◆ **Work to be completed**
Find each line with the string "bord" and report it.

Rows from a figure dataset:

════════════════

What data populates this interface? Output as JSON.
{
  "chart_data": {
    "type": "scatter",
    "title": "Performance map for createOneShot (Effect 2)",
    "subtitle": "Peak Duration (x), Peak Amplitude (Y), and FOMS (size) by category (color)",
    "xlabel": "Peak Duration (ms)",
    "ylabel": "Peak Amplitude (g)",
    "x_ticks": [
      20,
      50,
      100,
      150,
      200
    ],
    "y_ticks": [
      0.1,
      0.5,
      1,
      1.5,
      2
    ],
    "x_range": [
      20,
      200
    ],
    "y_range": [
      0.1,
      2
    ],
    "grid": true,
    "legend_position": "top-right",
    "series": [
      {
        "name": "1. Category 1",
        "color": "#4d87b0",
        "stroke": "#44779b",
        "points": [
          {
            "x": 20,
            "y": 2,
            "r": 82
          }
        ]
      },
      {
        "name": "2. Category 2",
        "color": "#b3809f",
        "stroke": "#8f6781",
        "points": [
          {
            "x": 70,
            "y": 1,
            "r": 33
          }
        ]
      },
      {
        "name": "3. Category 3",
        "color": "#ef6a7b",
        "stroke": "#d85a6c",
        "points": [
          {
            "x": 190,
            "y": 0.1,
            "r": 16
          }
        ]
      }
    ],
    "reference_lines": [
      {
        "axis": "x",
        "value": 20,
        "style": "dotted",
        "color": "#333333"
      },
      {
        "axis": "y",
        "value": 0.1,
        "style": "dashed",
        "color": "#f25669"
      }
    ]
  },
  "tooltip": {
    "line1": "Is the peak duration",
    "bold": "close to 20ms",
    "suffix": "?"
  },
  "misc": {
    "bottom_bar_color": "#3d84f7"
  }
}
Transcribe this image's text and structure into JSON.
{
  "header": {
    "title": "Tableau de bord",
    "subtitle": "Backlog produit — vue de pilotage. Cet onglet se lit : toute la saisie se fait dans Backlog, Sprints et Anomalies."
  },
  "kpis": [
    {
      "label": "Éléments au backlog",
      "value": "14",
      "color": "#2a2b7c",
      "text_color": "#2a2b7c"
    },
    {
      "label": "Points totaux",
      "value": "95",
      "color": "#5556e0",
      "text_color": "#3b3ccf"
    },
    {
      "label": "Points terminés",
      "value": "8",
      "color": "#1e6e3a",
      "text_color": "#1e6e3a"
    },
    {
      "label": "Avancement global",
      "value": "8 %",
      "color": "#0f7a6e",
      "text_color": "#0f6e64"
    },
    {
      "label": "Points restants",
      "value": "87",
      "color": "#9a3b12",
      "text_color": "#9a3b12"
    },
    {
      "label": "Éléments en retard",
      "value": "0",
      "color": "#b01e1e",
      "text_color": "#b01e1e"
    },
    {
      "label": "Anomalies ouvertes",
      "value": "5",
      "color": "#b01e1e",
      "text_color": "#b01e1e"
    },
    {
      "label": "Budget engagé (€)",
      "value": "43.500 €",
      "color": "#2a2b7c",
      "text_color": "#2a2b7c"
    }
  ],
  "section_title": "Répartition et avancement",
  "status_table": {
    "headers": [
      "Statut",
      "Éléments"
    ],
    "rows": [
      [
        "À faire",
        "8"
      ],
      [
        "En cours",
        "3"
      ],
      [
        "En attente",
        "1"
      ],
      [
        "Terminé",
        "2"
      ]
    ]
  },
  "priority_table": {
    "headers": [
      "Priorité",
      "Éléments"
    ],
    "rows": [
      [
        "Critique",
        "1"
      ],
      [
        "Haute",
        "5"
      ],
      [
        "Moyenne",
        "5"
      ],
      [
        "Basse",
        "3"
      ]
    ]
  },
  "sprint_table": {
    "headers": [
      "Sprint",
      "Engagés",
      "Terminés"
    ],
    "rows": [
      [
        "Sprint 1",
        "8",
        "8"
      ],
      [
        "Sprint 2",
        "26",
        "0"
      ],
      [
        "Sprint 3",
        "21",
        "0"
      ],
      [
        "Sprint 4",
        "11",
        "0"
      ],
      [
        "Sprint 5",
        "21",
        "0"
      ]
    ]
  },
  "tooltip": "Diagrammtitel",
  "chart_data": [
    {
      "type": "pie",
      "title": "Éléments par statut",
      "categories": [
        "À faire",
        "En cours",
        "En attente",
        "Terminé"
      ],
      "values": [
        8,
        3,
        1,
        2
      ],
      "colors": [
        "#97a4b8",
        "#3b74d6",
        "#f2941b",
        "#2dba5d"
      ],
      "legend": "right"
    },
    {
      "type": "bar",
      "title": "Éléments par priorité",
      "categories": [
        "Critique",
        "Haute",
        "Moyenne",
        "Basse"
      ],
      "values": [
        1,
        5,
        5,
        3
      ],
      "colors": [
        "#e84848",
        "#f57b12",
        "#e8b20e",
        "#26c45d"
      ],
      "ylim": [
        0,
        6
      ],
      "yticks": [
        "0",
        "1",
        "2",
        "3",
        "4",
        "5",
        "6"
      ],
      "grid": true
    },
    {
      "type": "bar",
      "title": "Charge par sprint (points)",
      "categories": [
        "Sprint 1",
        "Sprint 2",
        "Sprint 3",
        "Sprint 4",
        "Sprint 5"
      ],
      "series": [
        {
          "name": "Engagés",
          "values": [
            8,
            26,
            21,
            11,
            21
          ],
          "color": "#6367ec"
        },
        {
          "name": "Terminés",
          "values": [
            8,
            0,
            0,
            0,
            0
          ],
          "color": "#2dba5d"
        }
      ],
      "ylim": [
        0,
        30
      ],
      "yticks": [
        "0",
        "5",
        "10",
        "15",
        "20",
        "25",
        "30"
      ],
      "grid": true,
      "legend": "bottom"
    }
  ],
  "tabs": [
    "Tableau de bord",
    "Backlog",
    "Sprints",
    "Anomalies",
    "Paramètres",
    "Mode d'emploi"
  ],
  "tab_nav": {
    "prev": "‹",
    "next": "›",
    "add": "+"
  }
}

════════════════

◆ **Answer to the exercise**
    "title": "Tableau de bord",
    "Tableau de bord",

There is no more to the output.